* **Data shown**

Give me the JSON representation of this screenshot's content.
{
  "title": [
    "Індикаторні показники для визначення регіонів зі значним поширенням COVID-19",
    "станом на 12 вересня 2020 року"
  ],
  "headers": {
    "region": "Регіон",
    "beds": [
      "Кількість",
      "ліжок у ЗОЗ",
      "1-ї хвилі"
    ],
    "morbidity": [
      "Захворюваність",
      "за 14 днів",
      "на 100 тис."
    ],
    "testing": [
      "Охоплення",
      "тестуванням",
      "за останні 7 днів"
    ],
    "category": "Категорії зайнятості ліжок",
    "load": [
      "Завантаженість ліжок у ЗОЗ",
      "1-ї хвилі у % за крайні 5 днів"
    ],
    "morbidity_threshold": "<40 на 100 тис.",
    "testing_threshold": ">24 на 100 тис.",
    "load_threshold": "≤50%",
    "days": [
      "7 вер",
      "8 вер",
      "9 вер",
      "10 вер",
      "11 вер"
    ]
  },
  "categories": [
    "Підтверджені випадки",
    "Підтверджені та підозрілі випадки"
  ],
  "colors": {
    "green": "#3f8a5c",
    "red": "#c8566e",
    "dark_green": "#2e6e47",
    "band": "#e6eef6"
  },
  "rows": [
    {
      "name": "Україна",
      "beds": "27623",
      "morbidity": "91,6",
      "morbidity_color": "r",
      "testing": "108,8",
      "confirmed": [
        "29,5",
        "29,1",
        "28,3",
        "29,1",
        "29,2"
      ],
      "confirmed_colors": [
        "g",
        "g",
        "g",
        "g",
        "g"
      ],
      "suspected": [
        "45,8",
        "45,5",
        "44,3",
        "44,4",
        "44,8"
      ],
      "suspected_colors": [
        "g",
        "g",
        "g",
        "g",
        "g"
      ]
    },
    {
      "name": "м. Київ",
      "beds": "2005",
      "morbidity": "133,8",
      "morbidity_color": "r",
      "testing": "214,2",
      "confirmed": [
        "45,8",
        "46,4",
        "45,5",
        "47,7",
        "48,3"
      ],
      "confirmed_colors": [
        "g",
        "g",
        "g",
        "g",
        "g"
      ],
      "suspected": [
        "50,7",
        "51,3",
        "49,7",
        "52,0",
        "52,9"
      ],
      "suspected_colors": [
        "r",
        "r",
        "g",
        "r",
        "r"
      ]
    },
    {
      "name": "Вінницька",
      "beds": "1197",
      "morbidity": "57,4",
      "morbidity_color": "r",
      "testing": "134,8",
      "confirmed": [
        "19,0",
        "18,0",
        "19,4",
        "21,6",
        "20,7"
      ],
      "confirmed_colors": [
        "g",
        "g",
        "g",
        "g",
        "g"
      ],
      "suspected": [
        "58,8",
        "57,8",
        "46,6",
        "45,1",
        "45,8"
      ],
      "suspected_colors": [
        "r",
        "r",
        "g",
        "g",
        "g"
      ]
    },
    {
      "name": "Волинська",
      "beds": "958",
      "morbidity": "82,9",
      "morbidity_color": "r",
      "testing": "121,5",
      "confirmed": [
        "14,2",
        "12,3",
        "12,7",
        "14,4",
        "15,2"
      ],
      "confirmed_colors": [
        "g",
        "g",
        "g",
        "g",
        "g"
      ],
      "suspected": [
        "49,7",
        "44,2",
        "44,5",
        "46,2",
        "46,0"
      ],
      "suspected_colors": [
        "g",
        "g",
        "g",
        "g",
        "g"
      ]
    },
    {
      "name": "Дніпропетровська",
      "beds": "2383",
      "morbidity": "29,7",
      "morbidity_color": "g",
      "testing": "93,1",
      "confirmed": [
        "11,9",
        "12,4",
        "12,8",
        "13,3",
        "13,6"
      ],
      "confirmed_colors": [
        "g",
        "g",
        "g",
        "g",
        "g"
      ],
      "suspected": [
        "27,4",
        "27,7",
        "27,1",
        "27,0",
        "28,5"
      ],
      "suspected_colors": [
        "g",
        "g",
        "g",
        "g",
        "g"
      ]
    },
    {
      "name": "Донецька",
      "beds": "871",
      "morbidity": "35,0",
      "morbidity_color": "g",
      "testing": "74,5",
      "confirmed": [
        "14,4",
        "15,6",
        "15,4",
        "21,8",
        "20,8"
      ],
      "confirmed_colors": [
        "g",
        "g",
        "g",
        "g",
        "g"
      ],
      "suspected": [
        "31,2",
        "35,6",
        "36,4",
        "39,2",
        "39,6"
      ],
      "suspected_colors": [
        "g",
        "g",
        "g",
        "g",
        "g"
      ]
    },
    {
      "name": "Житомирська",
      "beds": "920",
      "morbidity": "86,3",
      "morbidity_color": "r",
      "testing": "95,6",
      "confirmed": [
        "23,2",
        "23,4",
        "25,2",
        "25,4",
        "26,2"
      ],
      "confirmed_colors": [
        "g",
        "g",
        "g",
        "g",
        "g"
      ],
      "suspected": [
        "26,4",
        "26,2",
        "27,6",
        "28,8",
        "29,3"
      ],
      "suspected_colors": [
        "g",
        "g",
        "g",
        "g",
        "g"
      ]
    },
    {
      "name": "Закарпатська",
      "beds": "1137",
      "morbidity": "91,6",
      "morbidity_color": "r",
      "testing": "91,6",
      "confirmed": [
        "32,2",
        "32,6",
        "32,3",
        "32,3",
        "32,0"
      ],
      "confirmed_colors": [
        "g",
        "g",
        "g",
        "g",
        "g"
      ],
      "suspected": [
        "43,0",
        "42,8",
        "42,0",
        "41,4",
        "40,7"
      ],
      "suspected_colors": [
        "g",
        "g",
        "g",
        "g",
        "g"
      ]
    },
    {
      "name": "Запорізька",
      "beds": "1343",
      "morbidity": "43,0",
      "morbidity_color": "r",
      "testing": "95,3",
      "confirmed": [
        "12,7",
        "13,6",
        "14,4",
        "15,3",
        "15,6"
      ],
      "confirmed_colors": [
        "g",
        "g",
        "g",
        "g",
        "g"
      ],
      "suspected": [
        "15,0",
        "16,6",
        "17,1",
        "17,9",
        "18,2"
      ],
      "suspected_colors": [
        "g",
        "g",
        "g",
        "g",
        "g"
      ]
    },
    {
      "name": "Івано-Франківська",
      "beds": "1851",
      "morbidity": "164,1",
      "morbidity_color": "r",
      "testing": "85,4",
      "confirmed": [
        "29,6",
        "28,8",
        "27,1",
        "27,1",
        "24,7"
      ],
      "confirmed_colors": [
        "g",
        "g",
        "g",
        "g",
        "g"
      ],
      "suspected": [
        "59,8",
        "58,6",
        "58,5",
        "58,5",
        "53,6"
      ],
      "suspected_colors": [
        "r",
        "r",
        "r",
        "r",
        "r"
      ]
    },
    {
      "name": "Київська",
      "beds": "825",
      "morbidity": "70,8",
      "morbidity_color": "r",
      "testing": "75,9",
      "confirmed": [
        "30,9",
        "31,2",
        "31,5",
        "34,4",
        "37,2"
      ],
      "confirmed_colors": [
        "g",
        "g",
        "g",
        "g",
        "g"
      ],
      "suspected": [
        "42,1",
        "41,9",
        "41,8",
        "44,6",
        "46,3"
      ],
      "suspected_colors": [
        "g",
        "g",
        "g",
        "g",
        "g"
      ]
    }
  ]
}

* **Written problem**
Report how many lines include the word "випадки". Give nothing but the number.

* **Result for this task**
2